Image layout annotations
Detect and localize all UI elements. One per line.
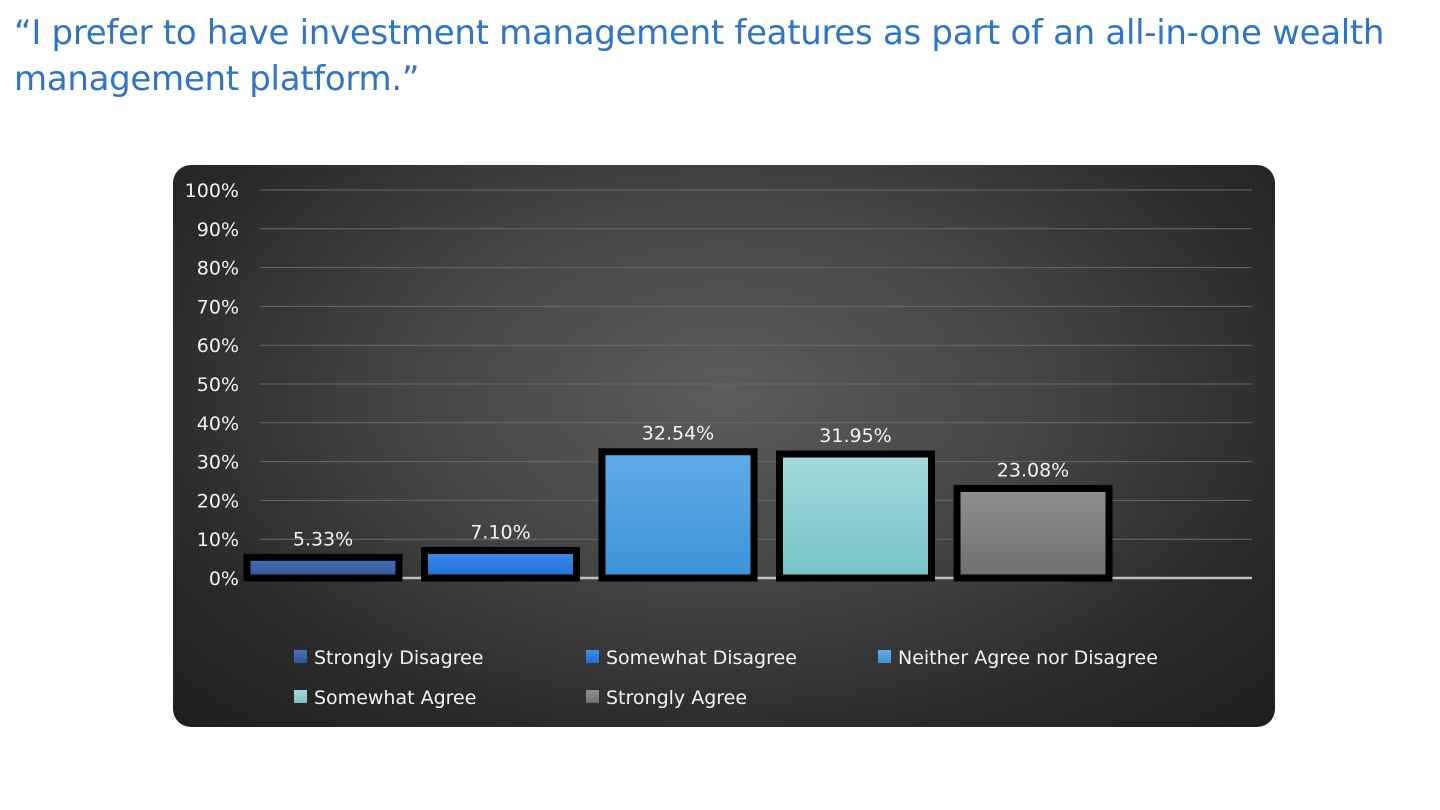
y-tick-label: 50% <box>197 374 239 396</box>
y-tick-label: 90% <box>197 219 239 241</box>
y-tick-label: 30% <box>197 452 239 474</box>
y-tick-label: 0% <box>209 568 239 590</box>
y-tick-label: 70% <box>197 296 239 318</box>
bars <box>243 448 1113 582</box>
data-label: 32.54% <box>642 423 714 445</box>
data-label: 31.95% <box>819 425 891 447</box>
legend-label: Somewhat Agree <box>314 687 476 709</box>
y-axis-ticks: 0% 10% 20% 30% 40% 50% 60% 70% 80% 90% 100% <box>185 180 239 590</box>
data-labels: 5.33% 7.10% 32.54% 31.95% 23.08% <box>293 423 1069 551</box>
legend-label: Somewhat Disagree <box>606 647 797 669</box>
bar-strongly-agree <box>953 484 1113 582</box>
y-tick-label: 80% <box>197 258 239 280</box>
legend-label: Strongly Disagree <box>314 647 483 669</box>
data-label: 7.10% <box>470 521 530 543</box>
data-label: 5.33% <box>293 528 353 550</box>
bar-strongly-disagree <box>243 553 403 582</box>
legend-swatch <box>586 690 599 703</box>
legend-swatch <box>586 650 599 663</box>
legend-swatch <box>878 650 891 663</box>
slide-title: “I prefer to have investment management … <box>14 13 1385 99</box>
legend: Strongly Disagree Somewhat Disagree Neithe… <box>294 647 1158 709</box>
legend-label: Strongly Agree <box>606 687 747 709</box>
legend-swatch <box>294 650 307 663</box>
chart-panel: 0% 10% 20% 30% 40% 50% 60% 70% 80% 90% 100% 5.33% 7… <box>173 165 1275 727</box>
y-tick-label: 10% <box>197 529 239 551</box>
data-label: 23.08% <box>997 459 1069 481</box>
y-tick-label: 40% <box>197 413 239 435</box>
y-tick-label: 20% <box>197 490 239 512</box>
bar-somewhat-disagree <box>421 546 580 582</box>
legend-label: Neither Agree nor Disagree <box>898 647 1158 669</box>
bar-neither-agree-nor-disagree <box>598 448 758 582</box>
legend-swatch <box>294 690 307 703</box>
y-tick-label: 100% <box>185 180 239 202</box>
y-tick-label: 60% <box>197 335 239 357</box>
bar-chart: 0% 10% 20% 30% 40% 50% 60% 70% 80% 90% 100% 5.33% 7… <box>185 180 1252 709</box>
bar-somewhat-agree <box>776 450 935 582</box>
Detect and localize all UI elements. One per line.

▶ _DIRECTIONS_:
Return the lines of the records unchanged, from the line containing "y-tick-label: 50% <box>197 374 239 396</box>" through the end of the records, with both ends included.

▶ _ANSWER_:
y-tick-label: 50% <box>197 374 239 396</box>
y-tick-label: 90% <box>197 219 239 241</box>
y-tick-label: 30% <box>197 452 239 474</box>
y-tick-label: 0% <box>209 568 239 590</box>
y-tick-label: 70% <box>197 296 239 318</box>
bars <box>243 448 1113 582</box>
data-label: 32.54% <box>642 423 714 445</box>
data-label: 31.95% <box>819 425 891 447</box>
legend-label: Somewhat Agree <box>314 687 476 709</box>
y-axis-ticks: 0% 10% 20% 30% 40% 50% 60% 70% 80% 90% 100% <box>185 180 239 590</box>
data-labels: 5.33% 7.10% 32.54% 31.95% 23.08% <box>293 423 1069 551</box>
legend-label: Somewhat Disagree <box>606 647 797 669</box>
bar-strongly-agree <box>953 484 1113 582</box>
y-tick-label: 80% <box>197 258 239 280</box>
legend-label: Strongly Disagree <box>314 647 483 669</box>
data-label: 7.10% <box>470 521 530 543</box>
data-label: 5.33% <box>293 528 353 550</box>
bar-strongly-disagree <box>243 553 403 582</box>
legend-swatch <box>586 690 599 703</box>
legend-swatch <box>586 650 599 663</box>
legend-swatch <box>878 650 891 663</box>
slide-title: “I prefer to have investment management … <box>14 13 1385 99</box>
legend: Strongly Disagree Somewhat Disagree Neithe… <box>294 647 1158 709</box>
legend-label: Strongly Agree <box>606 687 747 709</box>
legend-swatch <box>294 650 307 663</box>
chart-panel: 0% 10% 20% 30% 40% 50% 60% 70% 80% 90% 100% 5.33% 7… <box>173 165 1275 727</box>
y-tick-label: 10% <box>197 529 239 551</box>
data-label: 23.08% <box>997 459 1069 481</box>
y-tick-label: 40% <box>197 413 239 435</box>
y-tick-label: 20% <box>197 490 239 512</box>
bar-somewhat-disagree <box>421 546 580 582</box>
legend-label: Neither Agree nor Disagree <box>898 647 1158 669</box>
bar-neither-agree-nor-disagree <box>598 448 758 582</box>
legend-swatch <box>294 690 307 703</box>
y-tick-label: 100% <box>185 180 239 202</box>
y-tick-label: 60% <box>197 335 239 357</box>
bar-chart: 0% 10% 20% 30% 40% 50% 60% 70% 80% 90% 100% 5.33% 7… <box>185 180 1252 709</box>
bar-somewhat-agree <box>776 450 935 582</box>
Detect and localize all UI elements. One per line.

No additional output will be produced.